Stored entries:
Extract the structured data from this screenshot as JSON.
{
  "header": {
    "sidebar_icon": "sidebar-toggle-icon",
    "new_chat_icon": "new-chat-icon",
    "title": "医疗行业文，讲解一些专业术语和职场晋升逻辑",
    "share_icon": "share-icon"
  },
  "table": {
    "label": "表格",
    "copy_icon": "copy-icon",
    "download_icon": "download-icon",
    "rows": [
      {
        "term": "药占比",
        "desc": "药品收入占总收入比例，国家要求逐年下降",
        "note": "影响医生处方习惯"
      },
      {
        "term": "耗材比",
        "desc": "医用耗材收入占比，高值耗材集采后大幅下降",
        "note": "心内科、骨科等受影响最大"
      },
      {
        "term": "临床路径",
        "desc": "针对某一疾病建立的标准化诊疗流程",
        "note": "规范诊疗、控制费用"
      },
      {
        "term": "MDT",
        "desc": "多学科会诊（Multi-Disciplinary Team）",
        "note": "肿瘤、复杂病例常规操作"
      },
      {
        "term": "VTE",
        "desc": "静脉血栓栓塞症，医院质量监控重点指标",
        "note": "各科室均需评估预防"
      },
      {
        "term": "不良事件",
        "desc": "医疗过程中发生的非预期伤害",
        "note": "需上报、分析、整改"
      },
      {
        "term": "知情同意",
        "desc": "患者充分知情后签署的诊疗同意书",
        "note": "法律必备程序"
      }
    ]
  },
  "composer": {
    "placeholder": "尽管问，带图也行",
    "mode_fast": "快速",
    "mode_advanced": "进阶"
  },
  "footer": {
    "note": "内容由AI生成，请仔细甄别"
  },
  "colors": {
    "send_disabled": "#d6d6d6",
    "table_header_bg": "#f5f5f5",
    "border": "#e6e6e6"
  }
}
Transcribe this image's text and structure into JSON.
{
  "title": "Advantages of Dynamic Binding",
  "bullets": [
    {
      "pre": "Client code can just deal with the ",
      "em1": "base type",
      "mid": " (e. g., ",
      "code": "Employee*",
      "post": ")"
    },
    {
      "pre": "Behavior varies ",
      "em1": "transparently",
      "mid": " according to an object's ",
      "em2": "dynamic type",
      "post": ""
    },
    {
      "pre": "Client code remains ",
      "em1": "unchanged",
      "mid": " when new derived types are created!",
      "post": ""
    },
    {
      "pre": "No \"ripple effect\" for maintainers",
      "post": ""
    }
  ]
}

EXERCISE AIM
Repeat exactly the lines from the line containing "Transcribe this image's" through the last line of the records above, including both, and nothing else.

RESPONSE FOR THIS EXERCISE
Transcribe this image's text and structure into JSON.
{
  "title": "Advantages of Dynamic Binding",
  "bullets": [
    {
      "pre": "Client code can just deal with the ",
      "em1": "base type",
      "mid": " (e. g., ",
      "code": "Employee*",
      "post": ")"
    },
    {
      "pre": "Behavior varies ",
      "em1": "transparently",
      "mid": " according to an object's ",
      "em2": "dynamic type",
      "post": ""
    },
    {
      "pre": "Client code remains ",
      "em1": "unchanged",
      "mid": " when new derived types are created!",
      "post": ""
    },
    {
      "pre": "No \"ripple effect\" for maintainers",
      "post": ""
    }
  ]
}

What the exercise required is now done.